▶ [WRITTEN TASK]: The data below should be printed in full, exactly, and without any of its images.

>>>>>

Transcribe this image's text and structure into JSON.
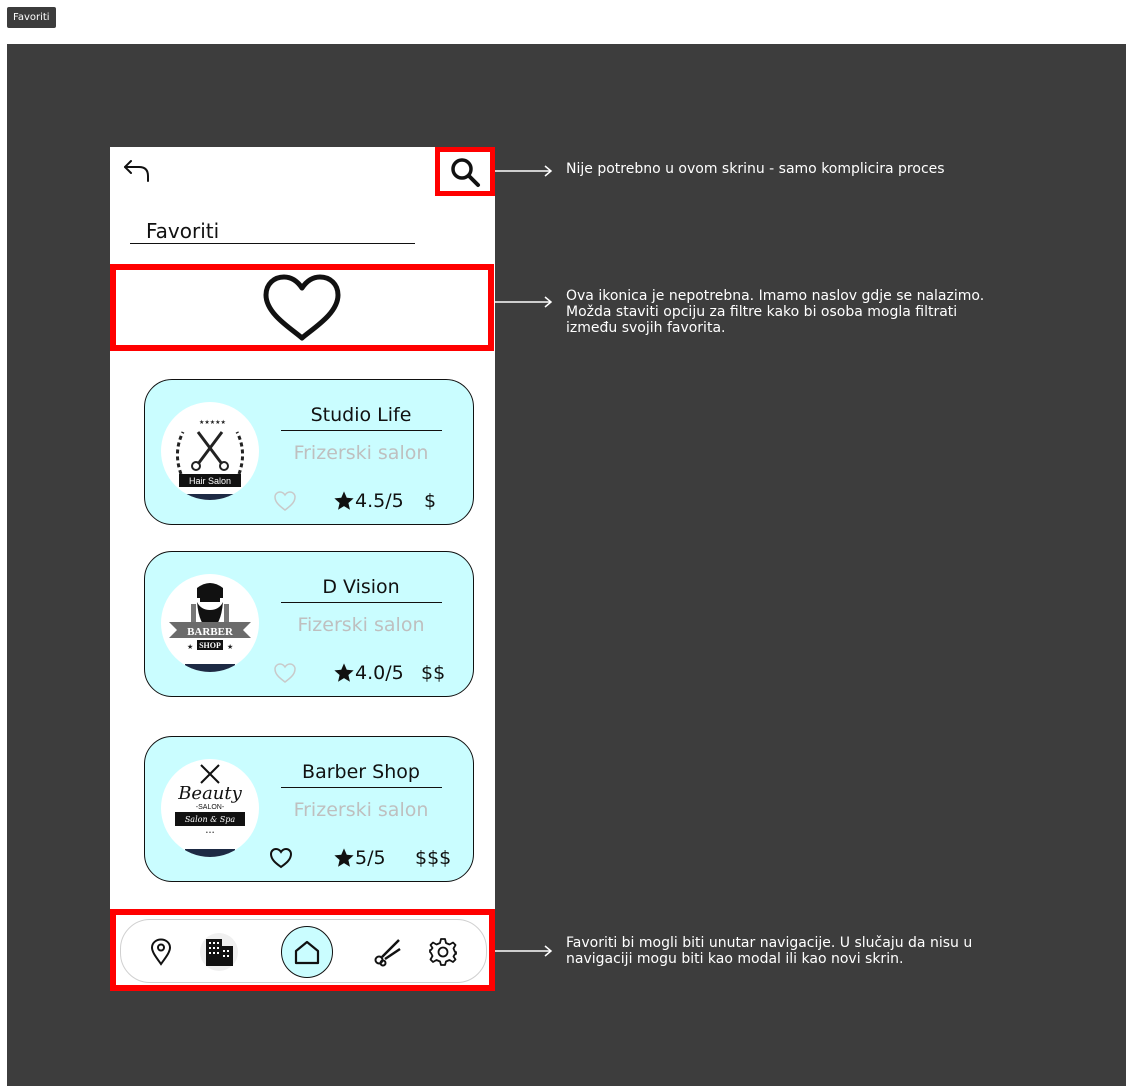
{
  "frame": {
    "label": "Favoriti"
  },
  "header": {
    "title": "Favoriti"
  },
  "salons": [
    {
      "name": "Studio Life",
      "type": "Frizerski salon",
      "rating": "4.5/5",
      "price": "$",
      "logo_text": "Hair Salon"
    },
    {
      "name": "D Vision",
      "type": "Fizerski salon",
      "rating": "4.0/5",
      "price": "$$",
      "logo_text": "BARBER SHOP"
    },
    {
      "name": "Barber Shop",
      "type": "Frizerski salon",
      "rating": "5/5",
      "price": "$$$",
      "logo_text": "Beauty -SALON- Salon & Spa"
    }
  ],
  "nav": {
    "items": [
      "location-icon",
      "buildings-icon",
      "home-icon",
      "scissors-icon",
      "settings-icon"
    ],
    "active": "home-icon"
  },
  "annotations": [
    {
      "text": "Nije potrebno u ovom skrinu - samo komplicira proces"
    },
    {
      "lines": [
        "Ova ikonica je nepotrebna. Imamo naslov gdje se nalazimo.",
        "Možda staviti opciju za filtre kako bi osoba mogla filtrati",
        "između svojih favorita."
      ]
    },
    {
      "lines": [
        "Favoriti bi mogli biti unutar navigacije. U slučaju da nisu u",
        "navigaciji mogu biti kao modal ili kao novi skrin."
      ]
    }
  ],
  "colors": {
    "card_bg": "#cafdff",
    "highlight": "#ff0000",
    "canvas": "#3d3d3d"
  }
}
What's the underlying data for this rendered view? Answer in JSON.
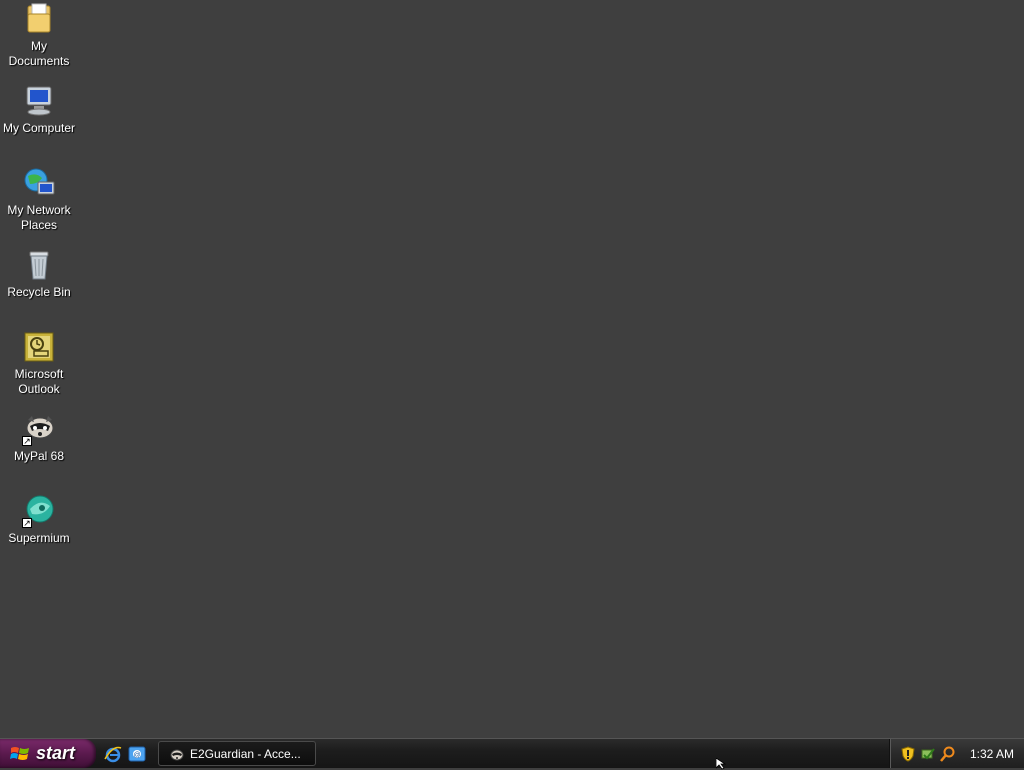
{
  "desktop": {
    "icons": [
      {
        "label": "My\nDocuments",
        "icon": "my-documents-folder-icon"
      },
      {
        "label": "My Computer",
        "icon": "my-computer-icon"
      },
      {
        "label": "My Network\nPlaces",
        "icon": "network-places-icon"
      },
      {
        "label": "Recycle Bin",
        "icon": "recycle-bin-icon"
      },
      {
        "label": "Microsoft\nOutlook",
        "icon": "outlook-icon"
      },
      {
        "label": "MyPal 68",
        "icon": "mypal-raccoon-icon"
      },
      {
        "label": "Supermium",
        "icon": "supermium-icon"
      }
    ],
    "background_color": "#3f3f3f"
  },
  "taskbar": {
    "start_label": "start",
    "quicklaunch": [
      {
        "icon": "internet-explorer-icon"
      },
      {
        "icon": "outlook-express-icon"
      }
    ],
    "tasks": [
      {
        "label": "E2Guardian - Acce...",
        "icon": "e2guardian-icon"
      }
    ],
    "tray": {
      "icons": [
        "security-shield-icon",
        "network-check-icon",
        "search-tray-icon"
      ],
      "clock": "1:32 AM"
    }
  }
}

<<<<<

▶ [SOLUTION TO THIS TASK]:
Transcribe this image's text and structure into JSON.
{
  "frame": {
    "label": "Favoriti"
  },
  "header": {
    "title": "Favoriti"
  },
  "salons": [
    {
      "name": "Studio Life",
      "type": "Frizerski salon",
      "rating": "4.5/5",
      "price": "$",
      "logo_text": "Hair Salon"
    },
    {
      "name": "D Vision",
      "type": "Fizerski salon",
      "rating": "4.0/5",
      "price": "$$",
      "logo_text": "BARBER SHOP"
    },
    {
      "name": "Barber Shop",
      "type": "Frizerski salon",
      "rating": "5/5",
      "price": "$$$",
      "logo_text": "Beauty -SALON- Salon & Spa"
    }
  ],
  "nav": {
    "items": [
      "location-icon",
      "buildings-icon",
      "home-icon",
      "scissors-icon",
      "settings-icon"
    ],
    "active": "home-icon"
  },
  "annotations": [
    {
      "text": "Nije potrebno u ovom skrinu - samo komplicira proces"
    },
    {
      "lines": [
        "Ova ikonica je nepotrebna. Imamo naslov gdje se nalazimo.",
        "Možda staviti opciju za filtre kako bi osoba mogla filtrati",
        "između svojih favorita."
      ]
    },
    {
      "lines": [
        "Favoriti bi mogli biti unutar navigacije. U slučaju da nisu u",
        "navigaciji mogu biti kao modal ili kao novi skrin."
      ]
    }
  ],
  "colors": {
    "card_bg": "#cafdff",
    "highlight": "#ff0000",
    "canvas": "#3d3d3d"
  }
}
What's the underlying data for this rendered view? Answer in JSON.
{
  "desktop": {
    "icons": [
      {
        "label": "My\nDocuments",
        "icon": "my-documents-folder-icon"
      },
      {
        "label": "My Computer",
        "icon": "my-computer-icon"
      },
      {
        "label": "My Network\nPlaces",
        "icon": "network-places-icon"
      },
      {
        "label": "Recycle Bin",
        "icon": "recycle-bin-icon"
      },
      {
        "label": "Microsoft\nOutlook",
        "icon": "outlook-icon"
      },
      {
        "label": "MyPal 68",
        "icon": "mypal-raccoon-icon"
      },
      {
        "label": "Supermium",
        "icon": "supermium-icon"
      }
    ],
    "background_color": "#3f3f3f"
  },
  "taskbar": {
    "start_label": "start",
    "quicklaunch": [
      {
        "icon": "internet-explorer-icon"
      },
      {
        "icon": "outlook-express-icon"
      }
    ],
    "tasks": [
      {
        "label": "E2Guardian - Acce...",
        "icon": "e2guardian-icon"
      }
    ],
    "tray": {
      "icons": [
        "security-shield-icon",
        "network-check-icon",
        "search-tray-icon"
      ],
      "clock": "1:32 AM"
    }
  }
}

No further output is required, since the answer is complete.